▶ Problem to work on: Replace "selection-handle" with "resize-handle" in everything from the start of the records down to and including the line that contains "undo-button[interactable] (400, 78, 430, 108)". Reproduce those lines with nothing else changed.

▶ Entries supplied:
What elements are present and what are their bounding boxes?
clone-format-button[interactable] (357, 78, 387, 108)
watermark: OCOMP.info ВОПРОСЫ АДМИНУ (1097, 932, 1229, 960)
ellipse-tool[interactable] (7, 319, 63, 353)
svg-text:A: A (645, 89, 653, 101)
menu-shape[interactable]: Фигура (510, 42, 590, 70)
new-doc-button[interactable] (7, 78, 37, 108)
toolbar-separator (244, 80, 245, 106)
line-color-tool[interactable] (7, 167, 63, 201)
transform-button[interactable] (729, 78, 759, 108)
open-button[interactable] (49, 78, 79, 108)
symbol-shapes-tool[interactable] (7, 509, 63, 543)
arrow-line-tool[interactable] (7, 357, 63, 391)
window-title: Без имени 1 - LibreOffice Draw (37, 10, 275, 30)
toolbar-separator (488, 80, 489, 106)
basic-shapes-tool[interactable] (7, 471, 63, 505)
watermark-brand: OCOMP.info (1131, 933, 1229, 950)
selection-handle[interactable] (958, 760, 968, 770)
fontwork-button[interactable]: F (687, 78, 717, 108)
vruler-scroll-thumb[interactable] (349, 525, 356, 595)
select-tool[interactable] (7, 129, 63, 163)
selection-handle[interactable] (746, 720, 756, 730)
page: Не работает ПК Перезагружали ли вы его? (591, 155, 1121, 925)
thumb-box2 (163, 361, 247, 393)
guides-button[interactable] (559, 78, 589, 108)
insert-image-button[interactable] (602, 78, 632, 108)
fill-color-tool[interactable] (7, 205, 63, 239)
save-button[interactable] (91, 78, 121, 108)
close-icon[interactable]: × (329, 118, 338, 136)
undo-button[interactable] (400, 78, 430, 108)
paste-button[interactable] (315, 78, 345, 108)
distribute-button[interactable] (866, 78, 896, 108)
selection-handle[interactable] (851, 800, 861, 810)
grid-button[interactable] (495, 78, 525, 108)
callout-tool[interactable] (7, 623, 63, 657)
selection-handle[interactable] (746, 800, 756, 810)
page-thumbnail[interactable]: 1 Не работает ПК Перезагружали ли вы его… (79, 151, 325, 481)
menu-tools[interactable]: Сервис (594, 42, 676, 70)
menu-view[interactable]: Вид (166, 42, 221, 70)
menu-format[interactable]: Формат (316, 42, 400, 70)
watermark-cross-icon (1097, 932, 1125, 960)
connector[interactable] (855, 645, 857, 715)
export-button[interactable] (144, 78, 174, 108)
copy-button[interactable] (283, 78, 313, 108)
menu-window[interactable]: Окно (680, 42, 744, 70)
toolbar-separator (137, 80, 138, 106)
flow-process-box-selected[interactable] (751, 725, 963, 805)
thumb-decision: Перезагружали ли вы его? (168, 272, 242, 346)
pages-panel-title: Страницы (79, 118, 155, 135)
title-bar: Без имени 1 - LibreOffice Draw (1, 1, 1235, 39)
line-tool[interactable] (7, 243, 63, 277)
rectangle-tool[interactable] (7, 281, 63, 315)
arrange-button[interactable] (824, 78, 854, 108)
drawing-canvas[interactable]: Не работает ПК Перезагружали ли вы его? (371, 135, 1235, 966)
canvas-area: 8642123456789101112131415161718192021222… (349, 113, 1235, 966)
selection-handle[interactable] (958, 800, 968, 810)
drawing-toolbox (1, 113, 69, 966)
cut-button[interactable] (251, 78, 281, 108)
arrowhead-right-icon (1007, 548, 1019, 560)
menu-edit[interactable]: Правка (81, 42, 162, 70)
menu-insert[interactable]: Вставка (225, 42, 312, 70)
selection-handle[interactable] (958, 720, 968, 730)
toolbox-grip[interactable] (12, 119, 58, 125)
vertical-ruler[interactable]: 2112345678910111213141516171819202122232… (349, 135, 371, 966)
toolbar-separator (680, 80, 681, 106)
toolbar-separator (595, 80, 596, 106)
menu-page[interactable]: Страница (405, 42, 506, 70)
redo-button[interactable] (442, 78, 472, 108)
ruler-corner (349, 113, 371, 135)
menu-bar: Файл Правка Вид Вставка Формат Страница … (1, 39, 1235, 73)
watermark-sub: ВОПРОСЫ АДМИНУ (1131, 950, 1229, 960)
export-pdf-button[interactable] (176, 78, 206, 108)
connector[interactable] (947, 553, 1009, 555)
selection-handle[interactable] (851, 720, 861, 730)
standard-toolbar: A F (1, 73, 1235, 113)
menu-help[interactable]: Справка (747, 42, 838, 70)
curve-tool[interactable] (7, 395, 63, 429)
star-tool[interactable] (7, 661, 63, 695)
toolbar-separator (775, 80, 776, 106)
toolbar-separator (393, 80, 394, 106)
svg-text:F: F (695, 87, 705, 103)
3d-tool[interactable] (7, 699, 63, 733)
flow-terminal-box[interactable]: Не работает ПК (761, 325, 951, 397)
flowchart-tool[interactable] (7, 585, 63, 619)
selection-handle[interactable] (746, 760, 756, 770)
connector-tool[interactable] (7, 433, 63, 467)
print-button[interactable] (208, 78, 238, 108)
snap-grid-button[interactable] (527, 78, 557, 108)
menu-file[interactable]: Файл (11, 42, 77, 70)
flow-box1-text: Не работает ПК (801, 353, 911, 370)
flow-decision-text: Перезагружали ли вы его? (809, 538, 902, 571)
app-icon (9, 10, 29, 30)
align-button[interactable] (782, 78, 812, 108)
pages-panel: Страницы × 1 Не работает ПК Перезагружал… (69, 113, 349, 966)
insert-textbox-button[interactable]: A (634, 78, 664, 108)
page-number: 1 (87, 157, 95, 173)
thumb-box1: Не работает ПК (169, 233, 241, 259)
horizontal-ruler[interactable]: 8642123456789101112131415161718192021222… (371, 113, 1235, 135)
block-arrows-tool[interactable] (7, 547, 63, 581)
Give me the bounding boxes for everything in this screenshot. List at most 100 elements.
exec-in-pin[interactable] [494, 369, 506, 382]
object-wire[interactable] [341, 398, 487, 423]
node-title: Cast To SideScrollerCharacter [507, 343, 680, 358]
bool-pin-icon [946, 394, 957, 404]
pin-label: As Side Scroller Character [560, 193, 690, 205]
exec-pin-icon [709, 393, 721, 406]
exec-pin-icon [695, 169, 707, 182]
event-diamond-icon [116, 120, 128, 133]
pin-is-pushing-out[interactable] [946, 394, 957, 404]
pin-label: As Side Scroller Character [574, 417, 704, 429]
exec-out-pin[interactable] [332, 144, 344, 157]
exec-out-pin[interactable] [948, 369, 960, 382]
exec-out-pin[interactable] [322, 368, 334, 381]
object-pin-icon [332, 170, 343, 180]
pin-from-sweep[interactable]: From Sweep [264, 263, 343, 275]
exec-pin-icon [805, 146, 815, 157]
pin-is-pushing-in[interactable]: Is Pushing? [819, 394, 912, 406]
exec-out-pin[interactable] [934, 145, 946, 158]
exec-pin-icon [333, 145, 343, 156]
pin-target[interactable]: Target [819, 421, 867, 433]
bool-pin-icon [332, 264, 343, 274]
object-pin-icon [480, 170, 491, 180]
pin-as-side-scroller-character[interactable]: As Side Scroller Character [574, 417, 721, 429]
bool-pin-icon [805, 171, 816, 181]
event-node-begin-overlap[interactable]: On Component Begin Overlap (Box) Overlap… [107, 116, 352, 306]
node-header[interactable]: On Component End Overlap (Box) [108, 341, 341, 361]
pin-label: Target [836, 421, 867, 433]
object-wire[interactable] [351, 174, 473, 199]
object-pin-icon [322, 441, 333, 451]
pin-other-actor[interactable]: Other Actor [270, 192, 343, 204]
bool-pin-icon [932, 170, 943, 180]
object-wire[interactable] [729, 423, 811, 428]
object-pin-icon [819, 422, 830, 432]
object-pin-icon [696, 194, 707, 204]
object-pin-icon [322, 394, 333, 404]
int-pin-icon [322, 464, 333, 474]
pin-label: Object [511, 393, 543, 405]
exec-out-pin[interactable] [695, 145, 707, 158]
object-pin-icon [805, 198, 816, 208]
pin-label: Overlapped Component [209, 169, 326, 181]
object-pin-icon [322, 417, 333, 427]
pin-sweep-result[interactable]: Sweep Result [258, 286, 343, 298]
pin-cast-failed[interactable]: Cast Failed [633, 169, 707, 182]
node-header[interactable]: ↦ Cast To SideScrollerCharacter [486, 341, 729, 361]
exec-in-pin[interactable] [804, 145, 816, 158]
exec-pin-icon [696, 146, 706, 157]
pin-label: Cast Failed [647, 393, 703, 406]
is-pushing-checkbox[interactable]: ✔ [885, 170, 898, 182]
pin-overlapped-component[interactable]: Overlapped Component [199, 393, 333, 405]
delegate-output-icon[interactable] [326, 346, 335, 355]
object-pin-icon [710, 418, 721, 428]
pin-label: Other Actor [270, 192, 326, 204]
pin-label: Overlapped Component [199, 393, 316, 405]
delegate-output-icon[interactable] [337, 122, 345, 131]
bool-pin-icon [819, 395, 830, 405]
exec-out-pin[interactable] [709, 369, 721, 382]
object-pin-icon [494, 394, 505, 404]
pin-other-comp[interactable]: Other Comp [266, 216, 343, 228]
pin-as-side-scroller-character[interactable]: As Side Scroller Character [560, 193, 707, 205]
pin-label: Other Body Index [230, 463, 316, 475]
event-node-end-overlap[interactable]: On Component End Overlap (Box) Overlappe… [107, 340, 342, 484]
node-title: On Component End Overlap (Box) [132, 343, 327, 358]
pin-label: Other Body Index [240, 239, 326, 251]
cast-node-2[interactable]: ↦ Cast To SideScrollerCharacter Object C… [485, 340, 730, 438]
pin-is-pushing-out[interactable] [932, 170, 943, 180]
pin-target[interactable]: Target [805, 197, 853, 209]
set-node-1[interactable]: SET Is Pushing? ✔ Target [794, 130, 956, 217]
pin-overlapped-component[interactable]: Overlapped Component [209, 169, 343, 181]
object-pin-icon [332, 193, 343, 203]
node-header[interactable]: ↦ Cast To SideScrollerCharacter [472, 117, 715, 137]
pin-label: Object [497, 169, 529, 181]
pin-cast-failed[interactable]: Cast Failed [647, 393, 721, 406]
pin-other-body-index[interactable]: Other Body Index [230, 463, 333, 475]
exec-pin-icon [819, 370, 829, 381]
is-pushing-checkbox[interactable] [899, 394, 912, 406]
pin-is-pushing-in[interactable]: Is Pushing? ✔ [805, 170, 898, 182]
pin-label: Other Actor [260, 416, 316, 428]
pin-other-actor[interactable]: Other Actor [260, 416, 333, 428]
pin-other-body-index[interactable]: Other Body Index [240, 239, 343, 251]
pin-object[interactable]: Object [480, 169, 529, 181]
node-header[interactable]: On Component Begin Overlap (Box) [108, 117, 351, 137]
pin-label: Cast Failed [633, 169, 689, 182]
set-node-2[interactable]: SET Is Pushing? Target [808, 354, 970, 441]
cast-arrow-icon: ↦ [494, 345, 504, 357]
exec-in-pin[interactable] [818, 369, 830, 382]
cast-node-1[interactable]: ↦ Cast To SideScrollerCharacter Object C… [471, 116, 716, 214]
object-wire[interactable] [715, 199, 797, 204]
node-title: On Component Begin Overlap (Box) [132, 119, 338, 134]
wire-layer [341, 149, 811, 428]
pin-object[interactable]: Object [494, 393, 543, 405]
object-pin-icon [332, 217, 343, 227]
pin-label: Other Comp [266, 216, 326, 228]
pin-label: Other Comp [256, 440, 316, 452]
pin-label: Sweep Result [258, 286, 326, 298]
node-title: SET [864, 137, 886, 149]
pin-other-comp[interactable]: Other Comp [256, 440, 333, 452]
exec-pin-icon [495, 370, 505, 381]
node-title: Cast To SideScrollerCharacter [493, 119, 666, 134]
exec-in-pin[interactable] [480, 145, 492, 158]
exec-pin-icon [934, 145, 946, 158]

▶ Expected answer:
What elements are present and what are their bounding boxes?
clone-format-button[interactable] (357, 78, 387, 108)
watermark: OCOMP.info ВОПРОСЫ АДМИНУ (1097, 932, 1229, 960)
ellipse-tool[interactable] (7, 319, 63, 353)
svg-text:A: A (645, 89, 653, 101)
menu-shape[interactable]: Фигура (510, 42, 590, 70)
new-doc-button[interactable] (7, 78, 37, 108)
toolbar-separator (244, 80, 245, 106)
line-color-tool[interactable] (7, 167, 63, 201)
transform-button[interactable] (729, 78, 759, 108)
open-button[interactable] (49, 78, 79, 108)
symbol-shapes-tool[interactable] (7, 509, 63, 543)
arrow-line-tool[interactable] (7, 357, 63, 391)
window-title: Без имени 1 - LibreOffice Draw (37, 10, 275, 30)
toolbar-separator (488, 80, 489, 106)
basic-shapes-tool[interactable] (7, 471, 63, 505)
watermark-brand: OCOMP.info (1131, 933, 1229, 950)
resize-handle[interactable] (958, 760, 968, 770)
fontwork-button[interactable]: F (687, 78, 717, 108)
vruler-scroll-thumb[interactable] (349, 525, 356, 595)
select-tool[interactable] (7, 129, 63, 163)
resize-handle[interactable] (746, 720, 756, 730)
page: Не работает ПК Перезагружали ли вы его? (591, 155, 1121, 925)
thumb-box2 (163, 361, 247, 393)
guides-button[interactable] (559, 78, 589, 108)
insert-image-button[interactable] (602, 78, 632, 108)
fill-color-tool[interactable] (7, 205, 63, 239)
save-button[interactable] (91, 78, 121, 108)
close-icon[interactable]: × (329, 118, 338, 136)
undo-button[interactable] (400, 78, 430, 108)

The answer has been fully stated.